Problem: Print the data exactly, leaving nothing out.

(Items from a dataset)
====================
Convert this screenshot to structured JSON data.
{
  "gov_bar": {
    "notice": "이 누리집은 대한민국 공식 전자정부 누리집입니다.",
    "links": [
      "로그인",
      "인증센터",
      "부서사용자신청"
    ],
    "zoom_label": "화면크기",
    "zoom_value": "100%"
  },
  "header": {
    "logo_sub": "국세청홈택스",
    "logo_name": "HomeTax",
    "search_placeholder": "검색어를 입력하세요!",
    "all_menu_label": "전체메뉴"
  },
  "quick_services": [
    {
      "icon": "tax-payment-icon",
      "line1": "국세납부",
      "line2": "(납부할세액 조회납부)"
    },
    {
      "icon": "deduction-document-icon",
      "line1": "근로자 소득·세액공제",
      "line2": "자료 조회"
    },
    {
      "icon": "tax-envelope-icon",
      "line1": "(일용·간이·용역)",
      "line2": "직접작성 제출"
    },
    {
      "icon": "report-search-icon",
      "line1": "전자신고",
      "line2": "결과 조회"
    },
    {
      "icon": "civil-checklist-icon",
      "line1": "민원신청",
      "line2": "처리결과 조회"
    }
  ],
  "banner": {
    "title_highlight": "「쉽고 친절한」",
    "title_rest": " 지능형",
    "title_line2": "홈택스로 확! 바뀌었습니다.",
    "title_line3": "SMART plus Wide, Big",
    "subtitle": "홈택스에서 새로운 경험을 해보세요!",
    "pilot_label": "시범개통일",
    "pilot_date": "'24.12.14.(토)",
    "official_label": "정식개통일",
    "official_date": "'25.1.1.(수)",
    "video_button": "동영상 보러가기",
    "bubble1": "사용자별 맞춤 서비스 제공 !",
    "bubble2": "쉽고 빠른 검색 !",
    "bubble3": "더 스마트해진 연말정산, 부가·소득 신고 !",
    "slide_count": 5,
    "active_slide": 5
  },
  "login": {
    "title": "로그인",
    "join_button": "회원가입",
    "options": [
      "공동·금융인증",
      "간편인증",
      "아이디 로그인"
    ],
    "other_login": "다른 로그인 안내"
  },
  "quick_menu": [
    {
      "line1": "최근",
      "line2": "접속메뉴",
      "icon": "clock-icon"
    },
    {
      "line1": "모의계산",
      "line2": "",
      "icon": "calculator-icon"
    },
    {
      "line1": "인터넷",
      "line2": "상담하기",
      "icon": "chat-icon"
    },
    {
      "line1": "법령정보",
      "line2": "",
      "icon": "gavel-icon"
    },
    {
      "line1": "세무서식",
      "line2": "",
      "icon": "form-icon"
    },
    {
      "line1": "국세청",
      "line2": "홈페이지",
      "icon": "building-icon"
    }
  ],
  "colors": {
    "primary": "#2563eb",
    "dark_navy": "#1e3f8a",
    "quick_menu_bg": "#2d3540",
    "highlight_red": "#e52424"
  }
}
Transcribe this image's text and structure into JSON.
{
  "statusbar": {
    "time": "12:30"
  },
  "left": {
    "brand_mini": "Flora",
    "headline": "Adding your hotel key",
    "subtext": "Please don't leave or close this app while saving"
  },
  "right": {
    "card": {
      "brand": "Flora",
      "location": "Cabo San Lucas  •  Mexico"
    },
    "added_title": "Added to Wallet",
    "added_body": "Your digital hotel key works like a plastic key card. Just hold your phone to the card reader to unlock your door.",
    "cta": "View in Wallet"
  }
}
====================
Answer to this problem:
Convert this screenshot to structured JSON data.
{
  "gov_bar": {
    "notice": "이 누리집은 대한민국 공식 전자정부 누리집입니다.",
    "links": [
      "로그인",
      "인증센터",
      "부서사용자신청"
    ],
    "zoom_label": "화면크기",
    "zoom_value": "100%"
  },
  "header": {
    "logo_sub": "국세청홈택스",
    "logo_name": "HomeTax",
    "search_placeholder": "검색어를 입력하세요!",
    "all_menu_label": "전체메뉴"
  },
  "quick_services": [
    {
      "icon": "tax-payment-icon",
      "line1": "국세납부",
      "line2": "(납부할세액 조회납부)"
    },
    {
      "icon": "deduction-document-icon",
      "line1": "근로자 소득·세액공제",
      "line2": "자료 조회"
    },
    {
      "icon": "tax-envelope-icon",
      "line1": "(일용·간이·용역)",
      "line2": "직접작성 제출"
    },
    {
      "icon": "report-search-icon",
      "line1": "전자신고",
      "line2": "결과 조회"
    },
    {
      "icon": "civil-checklist-icon",
      "line1": "민원신청",
      "line2": "처리결과 조회"
    }
  ],
  "banner": {
    "title_highlight": "「쉽고 친절한」",
    "title_rest": " 지능형",
    "title_line2": "홈택스로 확! 바뀌었습니다.",
    "title_line3": "SMART plus Wide, Big",
    "subtitle": "홈택스에서 새로운 경험을 해보세요!",
    "pilot_label": "시범개통일",
    "pilot_date": "'24.12.14.(토)",
    "official_label": "정식개통일",
    "official_date": "'25.1.1.(수)",
    "video_button": "동영상 보러가기",
    "bubble1": "사용자별 맞춤 서비스 제공 !",
    "bubble2": "쉽고 빠른 검색 !",
    "bubble3": "더 스마트해진 연말정산, 부가·소득 신고 !",
    "slide_count": 5,
    "active_slide": 5
  },
  "login": {
    "title": "로그인",
    "join_button": "회원가입",
    "options": [
      "공동·금융인증",
      "간편인증",
      "아이디 로그인"
    ],
    "other_login": "다른 로그인 안내"
  },
  "quick_menu": [
    {
      "line1": "최근",
      "line2": "접속메뉴",
      "icon": "clock-icon"
    },
    {
      "line1": "모의계산",
      "line2": "",
      "icon": "calculator-icon"
    },
    {
      "line1": "인터넷",
      "line2": "상담하기",
      "icon": "chat-icon"
    },
    {
      "line1": "법령정보",
      "line2": "",
      "icon": "gavel-icon"
    },
    {
      "line1": "세무서식",
      "line2": "",
      "icon": "form-icon"
    },
    {
      "line1": "국세청",
      "line2": "홈페이지",
      "icon": "building-icon"
    }
  ],
  "colors": {
    "primary": "#2563eb",
    "dark_navy": "#1e3f8a",
    "quick_menu_bg": "#2d3540",
    "highlight_red": "#e52424"
  }
}
Transcribe this image's text and structure into JSON.
{
  "statusbar": {
    "time": "12:30"
  },
  "left": {
    "brand_mini": "Flora",
    "headline": "Adding your hotel key",
    "subtext": "Please don't leave or close this app while saving"
  },
  "right": {
    "card": {
      "brand": "Flora",
      "location": "Cabo San Lucas  •  Mexico"
    },
    "added_title": "Added to Wallet",
    "added_body": "Your digital hotel key works like a plastic key card. Just hold your phone to the card reader to unlock your door.",
    "cta": "View in Wallet"
  }
}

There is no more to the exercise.